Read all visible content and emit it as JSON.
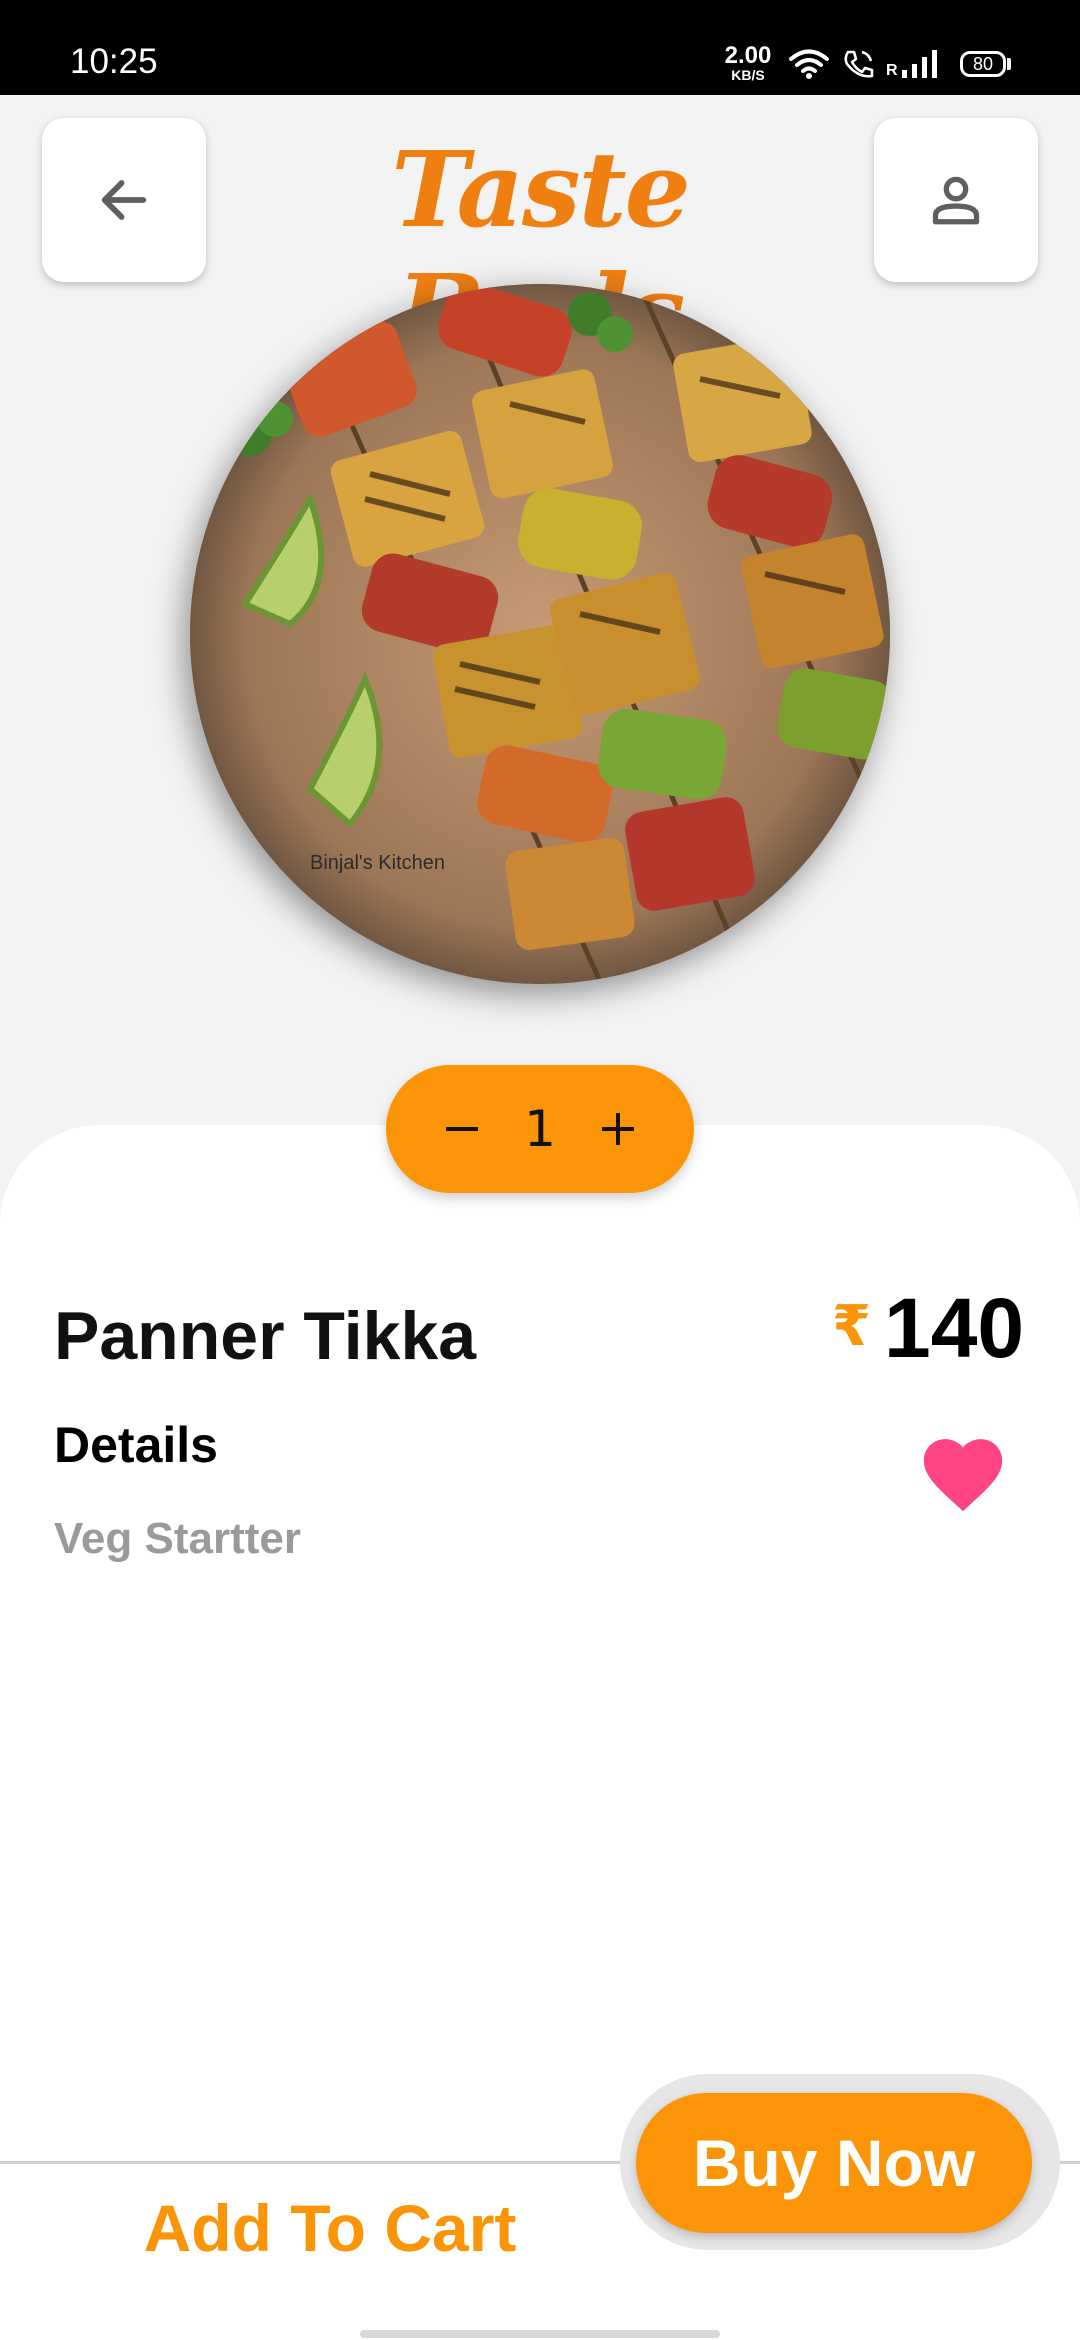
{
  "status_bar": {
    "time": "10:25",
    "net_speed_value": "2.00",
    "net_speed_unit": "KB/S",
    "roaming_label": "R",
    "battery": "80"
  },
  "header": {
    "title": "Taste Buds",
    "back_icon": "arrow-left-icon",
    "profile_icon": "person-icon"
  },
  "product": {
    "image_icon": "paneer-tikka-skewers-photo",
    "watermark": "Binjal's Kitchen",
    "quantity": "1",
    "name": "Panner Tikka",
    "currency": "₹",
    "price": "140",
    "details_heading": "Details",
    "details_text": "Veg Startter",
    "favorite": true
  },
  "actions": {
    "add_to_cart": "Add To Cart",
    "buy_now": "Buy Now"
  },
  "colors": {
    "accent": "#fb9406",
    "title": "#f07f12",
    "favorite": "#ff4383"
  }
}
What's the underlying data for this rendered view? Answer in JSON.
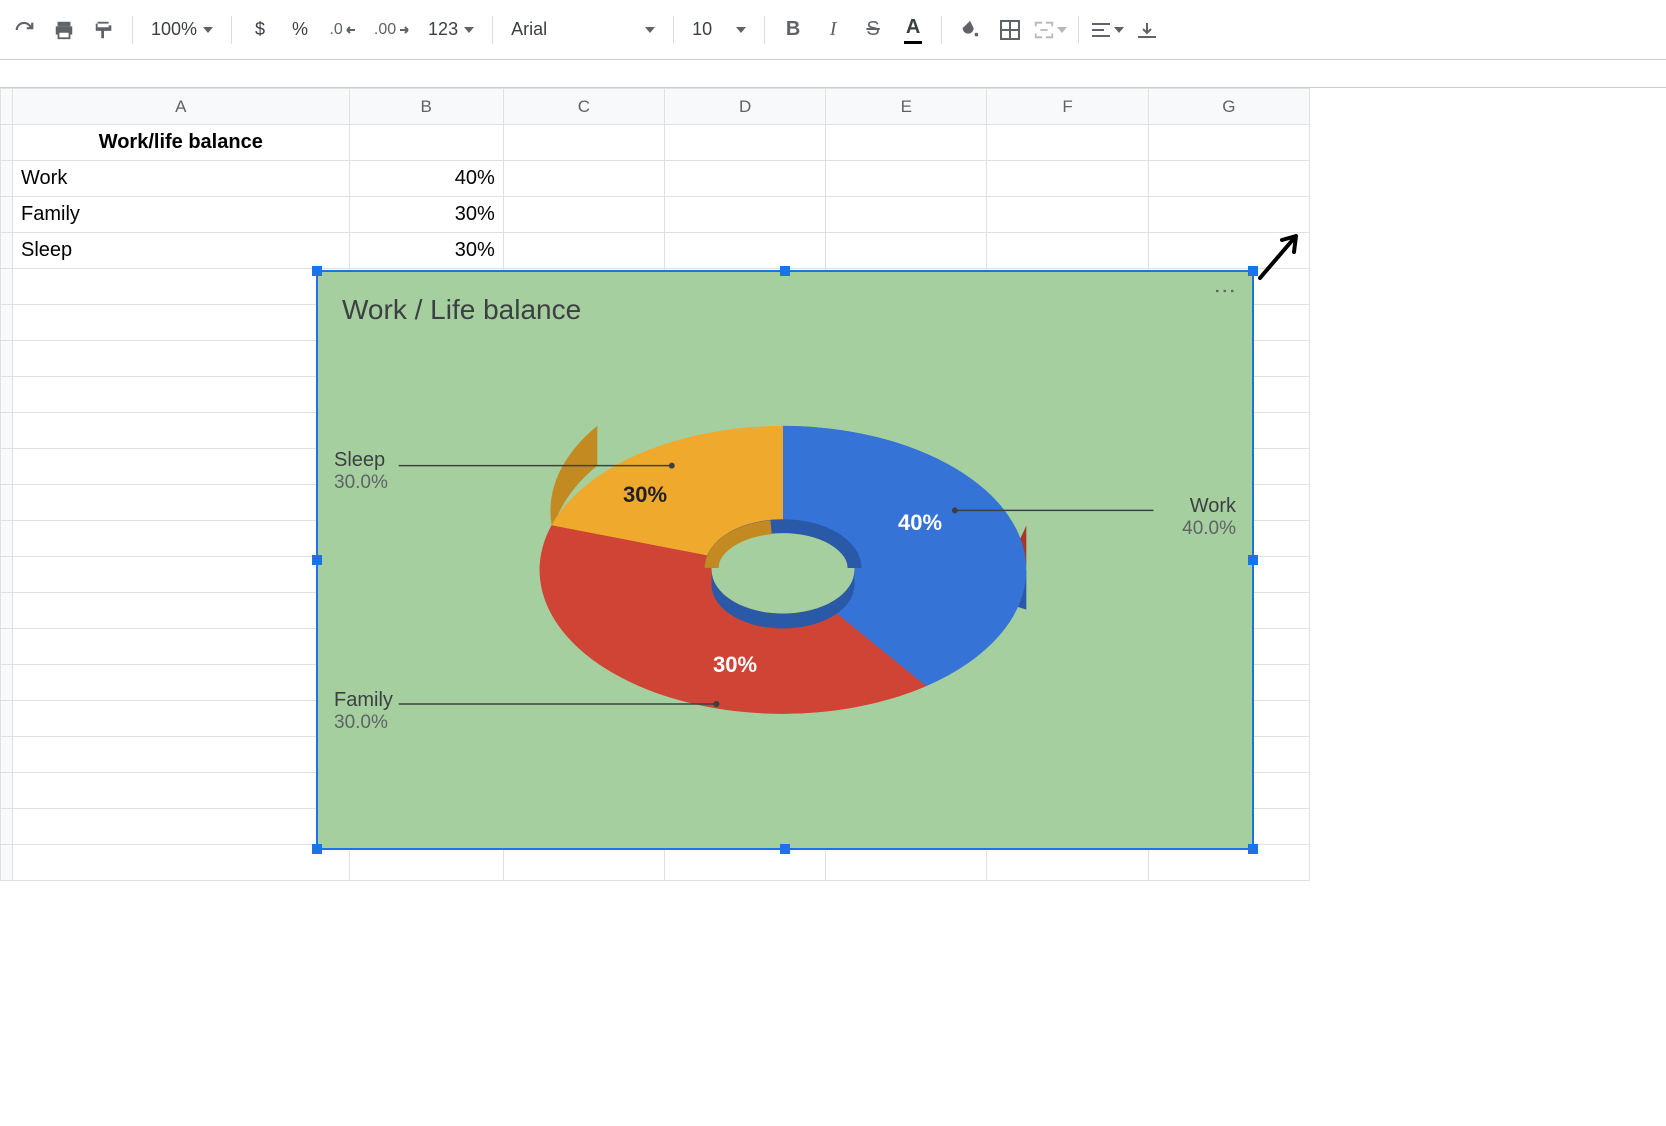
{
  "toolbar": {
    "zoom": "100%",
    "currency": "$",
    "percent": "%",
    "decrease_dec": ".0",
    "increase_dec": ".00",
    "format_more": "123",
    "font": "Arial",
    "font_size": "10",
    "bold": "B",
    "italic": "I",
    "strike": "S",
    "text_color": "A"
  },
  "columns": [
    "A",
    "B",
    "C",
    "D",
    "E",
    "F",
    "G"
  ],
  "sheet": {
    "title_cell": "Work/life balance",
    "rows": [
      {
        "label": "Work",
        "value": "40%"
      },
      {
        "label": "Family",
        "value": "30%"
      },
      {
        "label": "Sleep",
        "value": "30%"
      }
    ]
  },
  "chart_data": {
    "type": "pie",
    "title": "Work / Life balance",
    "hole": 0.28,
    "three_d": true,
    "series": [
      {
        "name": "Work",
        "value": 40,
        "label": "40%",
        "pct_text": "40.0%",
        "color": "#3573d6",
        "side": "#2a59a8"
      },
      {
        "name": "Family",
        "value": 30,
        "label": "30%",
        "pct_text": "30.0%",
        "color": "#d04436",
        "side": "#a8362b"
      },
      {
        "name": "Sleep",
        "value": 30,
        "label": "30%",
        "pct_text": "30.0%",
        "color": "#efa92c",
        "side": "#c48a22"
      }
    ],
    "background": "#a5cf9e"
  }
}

· · · ·

Search the entries for the word "side" and copy every line that has it.

→ Correct response:
        "side": "#2a59a8"
        "side": "#a8362b"
        "side": "#c48a22"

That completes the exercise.